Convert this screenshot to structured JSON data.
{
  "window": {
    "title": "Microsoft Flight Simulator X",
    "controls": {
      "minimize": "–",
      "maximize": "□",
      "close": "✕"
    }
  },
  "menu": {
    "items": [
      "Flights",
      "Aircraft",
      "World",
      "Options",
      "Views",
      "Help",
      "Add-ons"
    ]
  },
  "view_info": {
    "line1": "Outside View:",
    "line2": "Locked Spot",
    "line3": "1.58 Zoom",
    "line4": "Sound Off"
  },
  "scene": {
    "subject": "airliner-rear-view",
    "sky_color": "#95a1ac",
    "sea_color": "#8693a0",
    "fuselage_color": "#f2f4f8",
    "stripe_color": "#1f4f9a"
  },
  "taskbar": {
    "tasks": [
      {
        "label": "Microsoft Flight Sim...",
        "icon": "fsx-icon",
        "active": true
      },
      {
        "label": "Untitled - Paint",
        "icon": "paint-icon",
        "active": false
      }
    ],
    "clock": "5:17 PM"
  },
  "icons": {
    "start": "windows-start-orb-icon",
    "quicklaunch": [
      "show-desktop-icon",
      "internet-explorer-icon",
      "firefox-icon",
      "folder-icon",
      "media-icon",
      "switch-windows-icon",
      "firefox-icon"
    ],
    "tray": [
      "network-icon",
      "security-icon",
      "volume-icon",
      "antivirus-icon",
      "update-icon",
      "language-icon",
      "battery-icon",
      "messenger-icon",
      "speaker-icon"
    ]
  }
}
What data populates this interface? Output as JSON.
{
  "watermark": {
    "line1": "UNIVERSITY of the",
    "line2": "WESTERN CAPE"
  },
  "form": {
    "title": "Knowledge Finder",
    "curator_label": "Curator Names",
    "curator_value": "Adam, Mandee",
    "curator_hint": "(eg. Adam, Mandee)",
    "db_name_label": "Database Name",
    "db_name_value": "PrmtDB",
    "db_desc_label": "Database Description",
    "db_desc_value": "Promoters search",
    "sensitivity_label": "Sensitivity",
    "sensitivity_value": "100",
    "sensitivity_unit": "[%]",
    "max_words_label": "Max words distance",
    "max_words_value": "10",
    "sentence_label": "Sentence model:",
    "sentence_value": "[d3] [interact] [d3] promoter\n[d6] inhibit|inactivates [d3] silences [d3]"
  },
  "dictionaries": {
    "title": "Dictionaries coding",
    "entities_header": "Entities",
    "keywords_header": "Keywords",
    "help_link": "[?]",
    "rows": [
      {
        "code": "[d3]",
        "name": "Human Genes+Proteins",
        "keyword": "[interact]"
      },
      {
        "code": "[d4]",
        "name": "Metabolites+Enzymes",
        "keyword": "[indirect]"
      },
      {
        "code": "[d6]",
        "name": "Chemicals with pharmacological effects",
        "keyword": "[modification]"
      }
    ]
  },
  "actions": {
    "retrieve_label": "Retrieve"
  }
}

========================================

> _ASSIGNMENT_
Wherever the string "this" appears in the entries, copy that line.

> _SOLVED PROBLEM_
Convert this screenshot to structured JSON data.
What data populates this interface? Output as JSON.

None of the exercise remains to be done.